Extracted data entries -
==========

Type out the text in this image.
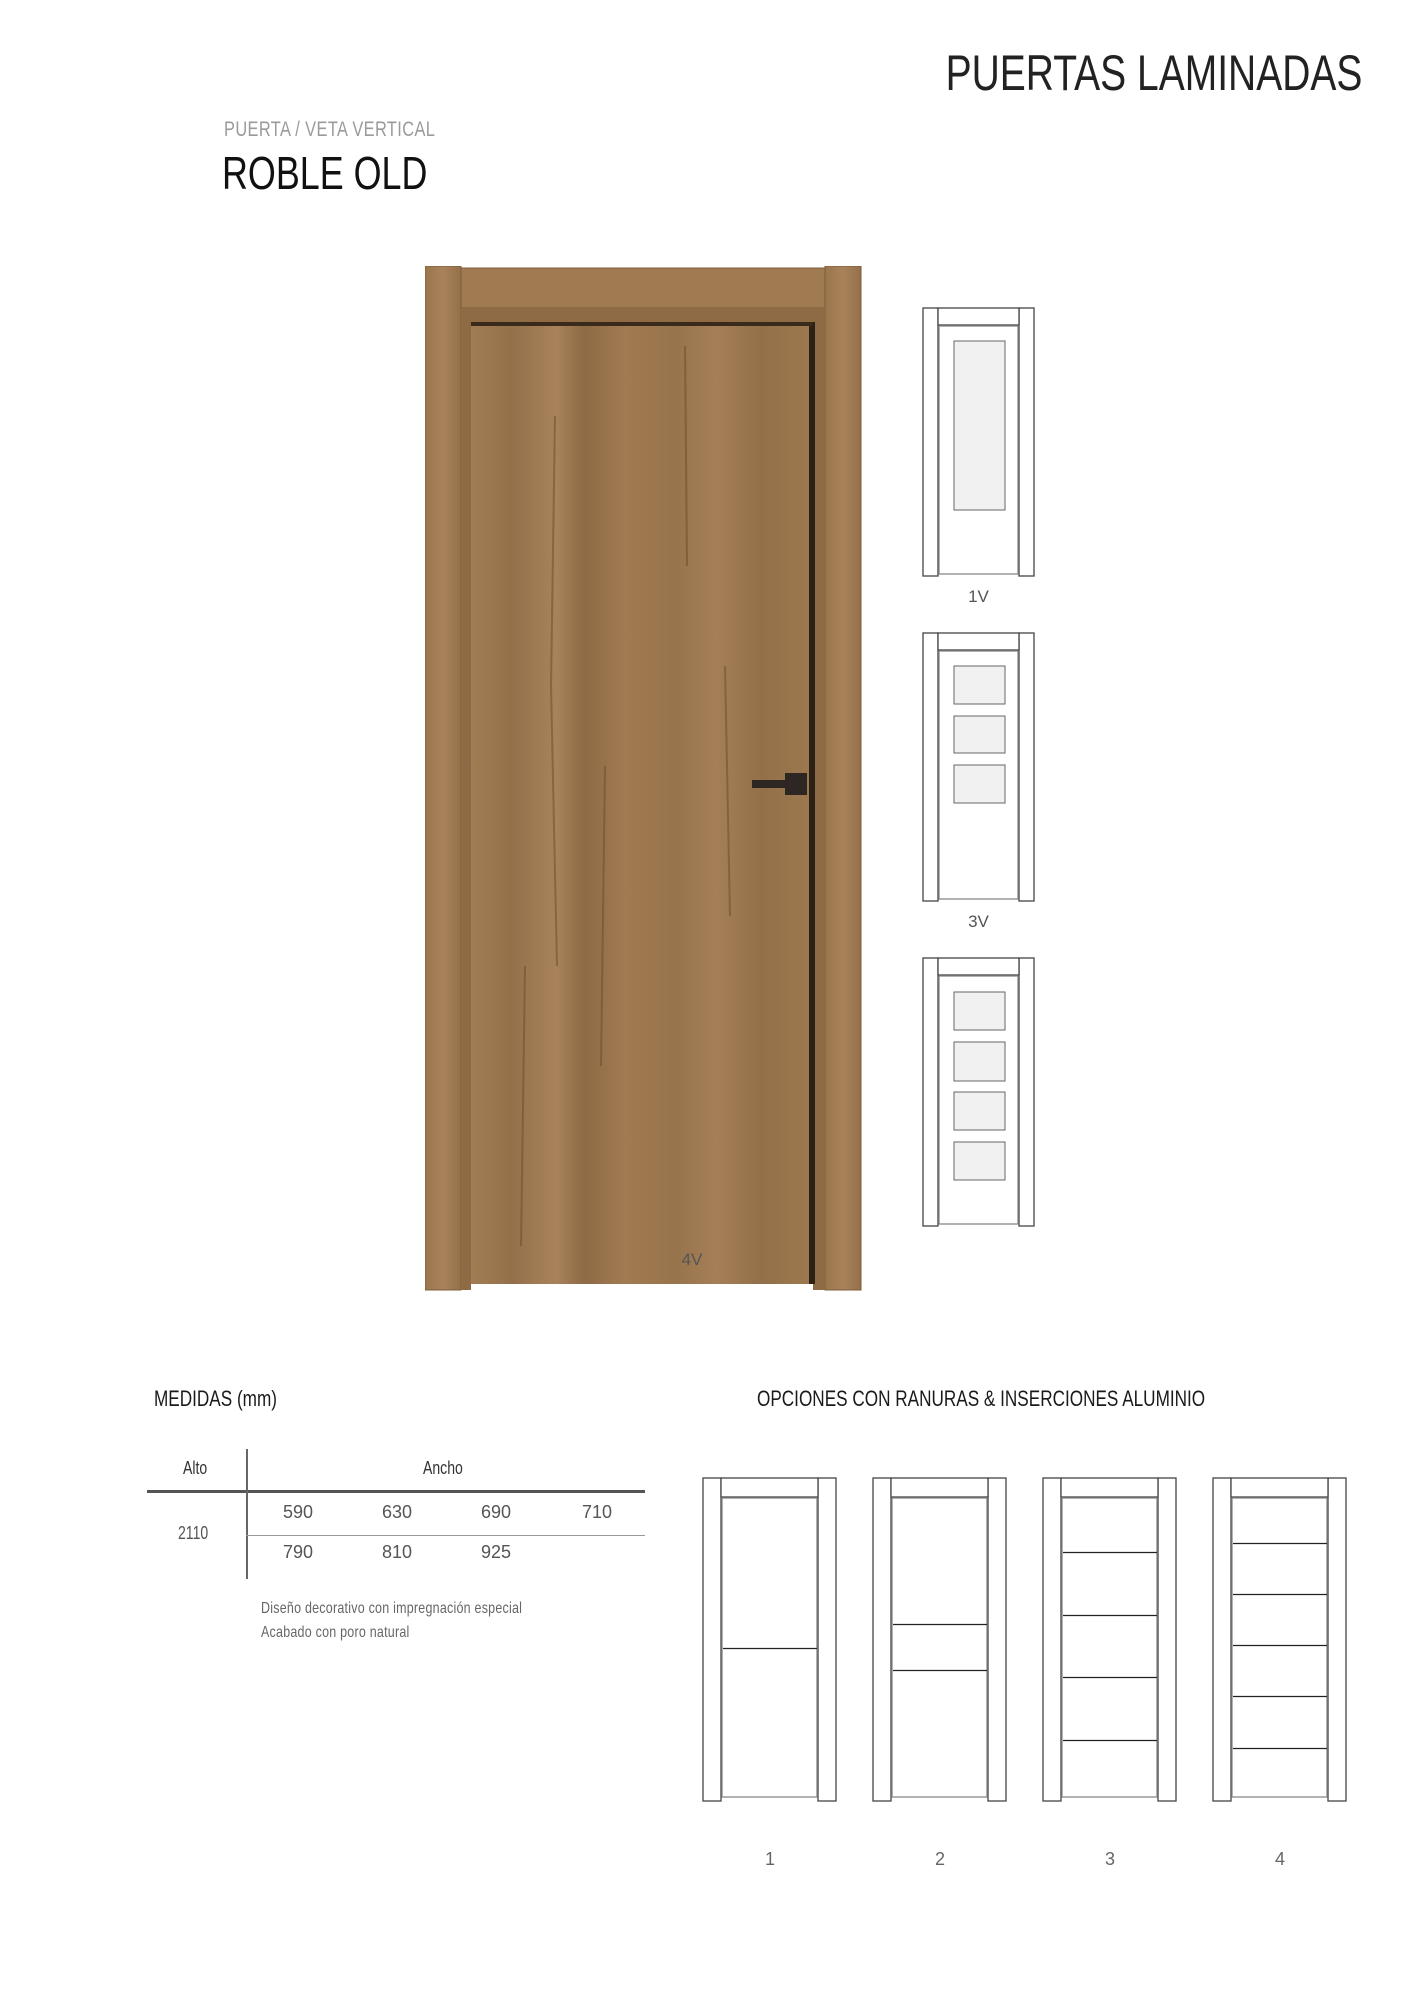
PUERTAS LAMINADAS
PUERTA / VETA VERTICAL
ROBLE OLD
4V
1V
3V
MEDIDAS (mm)
Alto	Ancho
2110
590	630	690	710
790	810	925
Diseño decorativo con impregnación especial
Acabado con poro natural
OPCIONES CON RANURAS & INSERCIONES ALUMINIO
1	2	3	4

==========

TASK -
Reproduce the whole listing above word for word, but not its pictures.

THE SOLUTION -
Type out the text in this image.
PUERTAS LAMINADAS
PUERTA / VETA VERTICAL
ROBLE OLD
4V
1V
3V
MEDIDAS (mm)
Alto	Ancho
2110
590	630	690	710
790	810	925
Diseño decorativo con impregnación especial
Acabado con poro natural
OPCIONES CON RANURAS & INSERCIONES ALUMINIO
1	2	3	4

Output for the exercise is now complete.